*RECORDS FOR THE EXERCISE*
· · · ·

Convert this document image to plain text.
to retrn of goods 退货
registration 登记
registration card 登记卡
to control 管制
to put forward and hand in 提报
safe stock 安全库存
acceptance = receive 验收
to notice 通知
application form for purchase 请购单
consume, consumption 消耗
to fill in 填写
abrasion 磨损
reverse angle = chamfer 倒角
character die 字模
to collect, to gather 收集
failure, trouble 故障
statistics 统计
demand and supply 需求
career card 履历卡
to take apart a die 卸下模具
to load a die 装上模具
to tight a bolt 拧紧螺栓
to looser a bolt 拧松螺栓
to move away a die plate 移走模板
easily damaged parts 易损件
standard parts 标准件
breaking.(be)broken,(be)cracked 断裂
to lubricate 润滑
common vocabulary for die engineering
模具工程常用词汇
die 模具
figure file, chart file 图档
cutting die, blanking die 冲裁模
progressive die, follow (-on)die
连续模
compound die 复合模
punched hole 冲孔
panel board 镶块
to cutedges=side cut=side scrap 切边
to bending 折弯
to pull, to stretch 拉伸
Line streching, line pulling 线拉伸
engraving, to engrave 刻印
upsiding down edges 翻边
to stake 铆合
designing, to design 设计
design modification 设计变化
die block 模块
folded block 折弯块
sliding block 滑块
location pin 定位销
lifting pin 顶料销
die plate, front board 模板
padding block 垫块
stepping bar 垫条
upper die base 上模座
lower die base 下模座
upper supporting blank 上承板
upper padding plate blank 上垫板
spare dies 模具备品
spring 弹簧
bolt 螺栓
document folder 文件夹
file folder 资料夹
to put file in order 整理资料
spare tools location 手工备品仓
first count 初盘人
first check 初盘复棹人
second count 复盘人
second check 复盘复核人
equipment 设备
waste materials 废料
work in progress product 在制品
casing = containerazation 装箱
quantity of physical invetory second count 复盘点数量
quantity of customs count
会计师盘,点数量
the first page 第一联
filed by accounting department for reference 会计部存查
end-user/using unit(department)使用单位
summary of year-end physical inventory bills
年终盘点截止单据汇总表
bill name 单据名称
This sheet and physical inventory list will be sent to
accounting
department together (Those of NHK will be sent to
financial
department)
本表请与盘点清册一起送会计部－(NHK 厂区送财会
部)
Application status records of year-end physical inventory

· · · ·

Set down every record above exactly as given.

Convert this document image to plain text.
to retrn of goods 退货
registration 登记
registration card 登记卡
to control 管制
to put forward and hand in 提报
safe stock 安全库存
acceptance = receive 验收
to notice 通知
application form for purchase 请购单
consume, consumption 消耗
to fill in 填写
abrasion 磨损
reverse angle = chamfer 倒角
character die 字模
to collect, to gather 收集
failure, trouble 故障
statistics 统计
demand and supply 需求
career card 履历卡
to take apart a die 卸下模具
to load a die 装上模具
to tight a bolt 拧紧螺栓
to looser a bolt 拧松螺栓
to move away a die plate 移走模板
easily damaged parts 易损件
standard parts 标准件
breaking.(be)broken,(be)cracked 断裂
to lubricate 润滑
common vocabulary for die engineering
模具工程常用词汇
die 模具
figure file, chart file 图档
cutting die, blanking die 冲裁模
progressive die, follow (-on)die
连续模
compound die 复合模
punched hole 冲孔
panel board 镶块
to cutedges=side cut=side scrap 切边
to bending 折弯
to pull, to stretch 拉伸
Line streching, line pulling 线拉伸
engraving, to engrave 刻印
upsiding down edges 翻边
to stake 铆合
designing, to design 设计
design modification 设计变化
die block 模块
folded block 折弯块
sliding block 滑块
location pin 定位销
lifting pin 顶料销
die plate, front board 模板
padding block 垫块
stepping bar 垫条
upper die base 上模座
lower die base 下模座
upper supporting blank 上承板
upper padding plate blank 上垫板
spare dies 模具备品
spring 弹簧
bolt 螺栓
document folder 文件夹
file folder 资料夹
to put file in order 整理资料
spare tools location 手工备品仓
first count 初盘人
first check 初盘复棹人
second count 复盘人
second check 复盘复核人
equipment 设备
waste materials 废料
work in progress product 在制品
casing = containerazation 装箱
quantity of physical invetory second count 复盘点数量
quantity of customs count
会计师盘,点数量
the first page 第一联
filed by accounting department for reference 会计部存查
end-user/using unit(department)使用单位
summary of year-end physical inventory bills
年终盘点截止单据汇总表
bill name 单据名称
This sheet and physical inventory list will be sent to
accounting
department together (Those of NHK will be sent to
financial
department)
本表请与盘点清册一起送会计部－(NHK 厂区送财会
部)
Application status records of year-end physical inventory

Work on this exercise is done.